Extracted material Start Marker
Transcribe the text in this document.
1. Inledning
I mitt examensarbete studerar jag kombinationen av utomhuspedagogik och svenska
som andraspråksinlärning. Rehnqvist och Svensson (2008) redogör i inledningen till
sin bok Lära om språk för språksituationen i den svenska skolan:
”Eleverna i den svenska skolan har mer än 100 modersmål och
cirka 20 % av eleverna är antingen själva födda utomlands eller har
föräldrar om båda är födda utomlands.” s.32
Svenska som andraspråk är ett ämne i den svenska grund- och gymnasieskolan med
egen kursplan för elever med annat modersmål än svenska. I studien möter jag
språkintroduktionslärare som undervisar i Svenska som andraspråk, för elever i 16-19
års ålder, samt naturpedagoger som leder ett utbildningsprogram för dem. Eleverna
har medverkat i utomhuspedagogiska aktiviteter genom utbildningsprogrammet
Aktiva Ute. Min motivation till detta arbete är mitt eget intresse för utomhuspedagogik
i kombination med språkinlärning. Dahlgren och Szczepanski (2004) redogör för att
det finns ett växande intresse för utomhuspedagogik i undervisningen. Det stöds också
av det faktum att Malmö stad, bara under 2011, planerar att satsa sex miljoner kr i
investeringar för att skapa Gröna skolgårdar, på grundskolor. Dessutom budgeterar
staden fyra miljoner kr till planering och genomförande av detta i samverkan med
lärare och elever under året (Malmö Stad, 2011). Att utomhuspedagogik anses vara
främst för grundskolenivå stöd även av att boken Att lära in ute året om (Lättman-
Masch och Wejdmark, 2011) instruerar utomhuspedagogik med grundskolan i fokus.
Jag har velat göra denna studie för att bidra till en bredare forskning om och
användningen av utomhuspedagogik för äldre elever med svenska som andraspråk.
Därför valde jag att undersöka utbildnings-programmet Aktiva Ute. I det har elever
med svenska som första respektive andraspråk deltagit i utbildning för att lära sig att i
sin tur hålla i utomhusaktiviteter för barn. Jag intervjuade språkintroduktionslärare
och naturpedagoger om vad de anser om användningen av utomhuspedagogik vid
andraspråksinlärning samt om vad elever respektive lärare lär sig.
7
Extracted material End Marker
Each line above must be printed exactly as it appears.

Transcribe the text in this document.
1. Inledning
I mitt examensarbete studerar jag kombinationen av utomhuspedagogik och svenska
som andraspråksinlärning. Rehnqvist och Svensson (2008) redogör i inledningen till
sin bok Lära om språk för språksituationen i den svenska skolan:
”Eleverna i den svenska skolan har mer än 100 modersmål och
cirka 20 % av eleverna är antingen själva födda utomlands eller har
föräldrar om båda är födda utomlands.” s.32
Svenska som andraspråk är ett ämne i den svenska grund- och gymnasieskolan med
egen kursplan för elever med annat modersmål än svenska. I studien möter jag
språkintroduktionslärare som undervisar i Svenska som andraspråk, för elever i 16-19
års ålder, samt naturpedagoger som leder ett utbildningsprogram för dem. Eleverna
har medverkat i utomhuspedagogiska aktiviteter genom utbildningsprogrammet
Aktiva Ute. Min motivation till detta arbete är mitt eget intresse för utomhuspedagogik
i kombination med språkinlärning. Dahlgren och Szczepanski (2004) redogör för att
det finns ett växande intresse för utomhuspedagogik i undervisningen. Det stöds också
av det faktum att Malmö stad, bara under 2011, planerar att satsa sex miljoner kr i
investeringar för att skapa Gröna skolgårdar, på grundskolor. Dessutom budgeterar
staden fyra miljoner kr till planering och genomförande av detta i samverkan med
lärare och elever under året (Malmö Stad, 2011). Att utomhuspedagogik anses vara
främst för grundskolenivå stöd även av att boken Att lära in ute året om (Lättman-
Masch och Wejdmark, 2011) instruerar utomhuspedagogik med grundskolan i fokus.
Jag har velat göra denna studie för att bidra till en bredare forskning om och
användningen av utomhuspedagogik för äldre elever med svenska som andraspråk.
Därför valde jag att undersöka utbildnings-programmet Aktiva Ute. I det har elever
med svenska som första respektive andraspråk deltagit i utbildning för att lära sig att i
sin tur hålla i utomhusaktiviteter för barn. Jag intervjuade språkintroduktionslärare
och naturpedagoger om vad de anser om användningen av utomhuspedagogik vid
andraspråksinlärning samt om vad elever respektive lärare lär sig.
7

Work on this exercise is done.